Task directions: Extract each line where the string "JSON" shows up.

Records to use:
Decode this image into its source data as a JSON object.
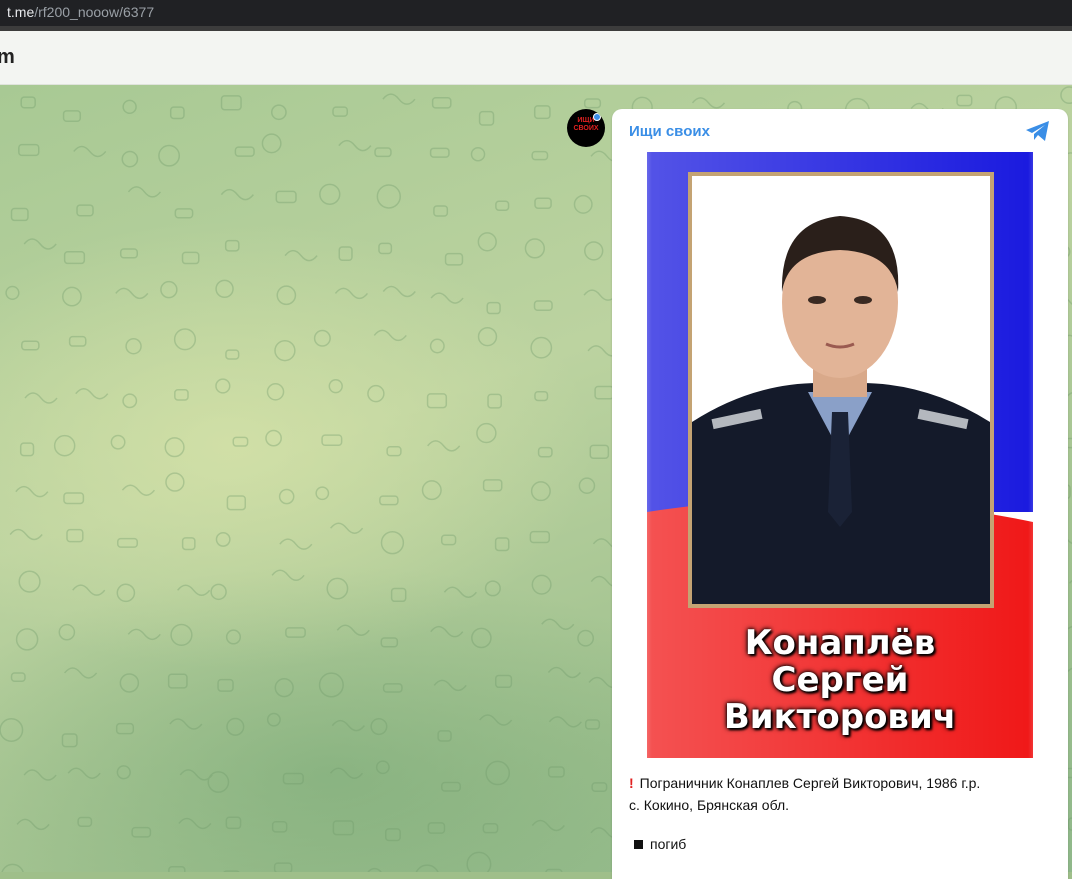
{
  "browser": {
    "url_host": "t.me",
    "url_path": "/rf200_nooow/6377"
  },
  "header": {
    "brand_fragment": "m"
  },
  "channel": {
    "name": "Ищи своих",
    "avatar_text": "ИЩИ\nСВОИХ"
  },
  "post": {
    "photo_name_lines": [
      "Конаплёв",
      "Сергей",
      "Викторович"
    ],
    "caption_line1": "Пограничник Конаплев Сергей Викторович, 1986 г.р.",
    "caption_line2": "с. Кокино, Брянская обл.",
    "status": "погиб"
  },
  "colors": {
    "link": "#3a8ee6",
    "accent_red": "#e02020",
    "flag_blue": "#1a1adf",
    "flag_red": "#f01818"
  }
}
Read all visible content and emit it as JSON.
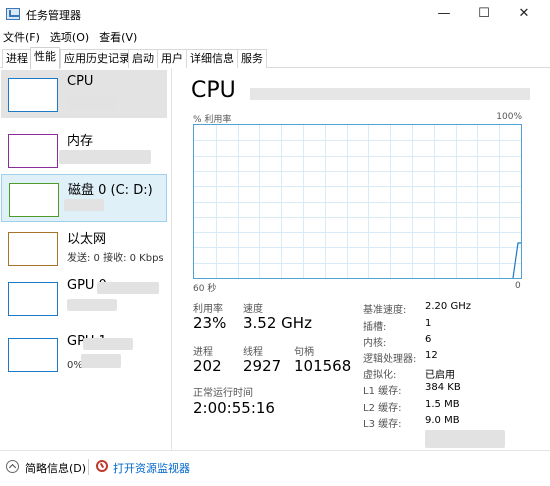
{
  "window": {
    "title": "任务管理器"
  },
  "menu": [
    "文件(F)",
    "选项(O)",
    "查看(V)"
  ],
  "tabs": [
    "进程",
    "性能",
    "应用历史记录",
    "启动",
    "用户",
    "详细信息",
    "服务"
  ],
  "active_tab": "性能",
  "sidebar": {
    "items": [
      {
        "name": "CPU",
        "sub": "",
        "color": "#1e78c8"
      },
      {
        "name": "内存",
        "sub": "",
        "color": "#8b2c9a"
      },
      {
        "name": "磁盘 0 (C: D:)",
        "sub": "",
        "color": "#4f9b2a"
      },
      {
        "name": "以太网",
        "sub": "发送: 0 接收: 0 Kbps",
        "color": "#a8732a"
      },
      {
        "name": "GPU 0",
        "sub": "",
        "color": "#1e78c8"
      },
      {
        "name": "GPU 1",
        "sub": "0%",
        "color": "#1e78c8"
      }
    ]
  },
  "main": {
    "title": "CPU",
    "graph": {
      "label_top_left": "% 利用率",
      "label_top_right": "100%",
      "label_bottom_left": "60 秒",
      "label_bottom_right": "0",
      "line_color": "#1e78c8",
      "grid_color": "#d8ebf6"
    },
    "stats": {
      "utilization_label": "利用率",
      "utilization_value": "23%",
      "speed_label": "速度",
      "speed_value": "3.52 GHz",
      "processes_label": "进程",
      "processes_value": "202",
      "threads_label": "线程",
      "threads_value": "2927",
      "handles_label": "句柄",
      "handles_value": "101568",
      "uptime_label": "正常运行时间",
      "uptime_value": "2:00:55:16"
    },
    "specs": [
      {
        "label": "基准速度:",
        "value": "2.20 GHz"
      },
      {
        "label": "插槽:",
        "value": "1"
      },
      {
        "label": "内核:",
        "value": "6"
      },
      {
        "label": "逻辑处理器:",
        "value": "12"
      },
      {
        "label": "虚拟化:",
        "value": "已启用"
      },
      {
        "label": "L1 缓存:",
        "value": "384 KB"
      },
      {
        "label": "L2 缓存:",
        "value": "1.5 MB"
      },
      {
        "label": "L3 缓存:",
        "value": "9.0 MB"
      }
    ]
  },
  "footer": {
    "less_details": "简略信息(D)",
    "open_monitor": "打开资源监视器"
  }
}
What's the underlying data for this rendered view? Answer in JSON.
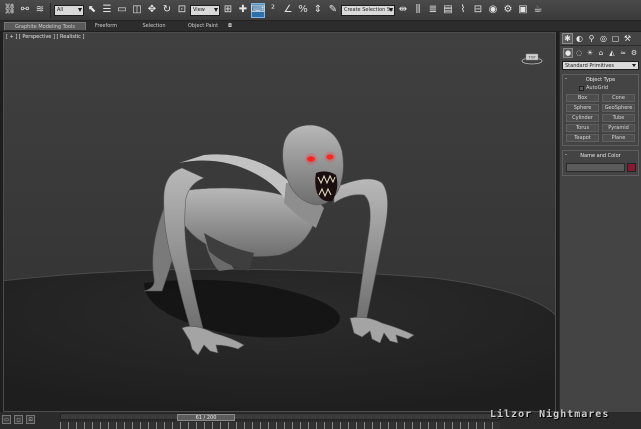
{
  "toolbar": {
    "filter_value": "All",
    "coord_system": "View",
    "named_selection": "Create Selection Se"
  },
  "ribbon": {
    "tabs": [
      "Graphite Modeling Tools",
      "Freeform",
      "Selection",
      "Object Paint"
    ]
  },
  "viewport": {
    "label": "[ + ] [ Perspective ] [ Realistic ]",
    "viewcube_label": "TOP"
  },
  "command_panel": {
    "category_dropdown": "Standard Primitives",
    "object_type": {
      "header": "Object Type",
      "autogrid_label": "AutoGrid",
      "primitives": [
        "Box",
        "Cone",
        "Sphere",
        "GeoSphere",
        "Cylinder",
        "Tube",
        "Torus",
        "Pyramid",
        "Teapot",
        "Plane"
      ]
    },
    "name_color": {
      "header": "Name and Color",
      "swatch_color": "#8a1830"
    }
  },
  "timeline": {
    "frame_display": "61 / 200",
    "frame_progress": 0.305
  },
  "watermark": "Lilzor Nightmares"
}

--

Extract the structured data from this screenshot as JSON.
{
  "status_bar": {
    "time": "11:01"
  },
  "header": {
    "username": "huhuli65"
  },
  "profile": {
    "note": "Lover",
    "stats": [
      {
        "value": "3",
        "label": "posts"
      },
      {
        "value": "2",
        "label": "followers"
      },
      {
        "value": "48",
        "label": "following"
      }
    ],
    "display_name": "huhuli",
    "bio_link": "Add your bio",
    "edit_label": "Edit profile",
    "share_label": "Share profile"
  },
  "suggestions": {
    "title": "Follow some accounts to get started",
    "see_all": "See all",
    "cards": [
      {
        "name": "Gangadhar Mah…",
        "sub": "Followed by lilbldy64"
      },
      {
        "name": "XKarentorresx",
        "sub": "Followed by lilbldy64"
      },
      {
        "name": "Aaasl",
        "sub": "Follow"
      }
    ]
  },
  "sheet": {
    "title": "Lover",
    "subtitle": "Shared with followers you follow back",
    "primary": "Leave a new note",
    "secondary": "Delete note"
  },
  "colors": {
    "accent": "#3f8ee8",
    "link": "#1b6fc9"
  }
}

Response to the task:
Decode this image into its source data as a JSON object.
Read all visible content and emit it as JSON.
What's the underlying data for this rendered view? Answer in JSON.
Extract the structured data from this screenshot as JSON.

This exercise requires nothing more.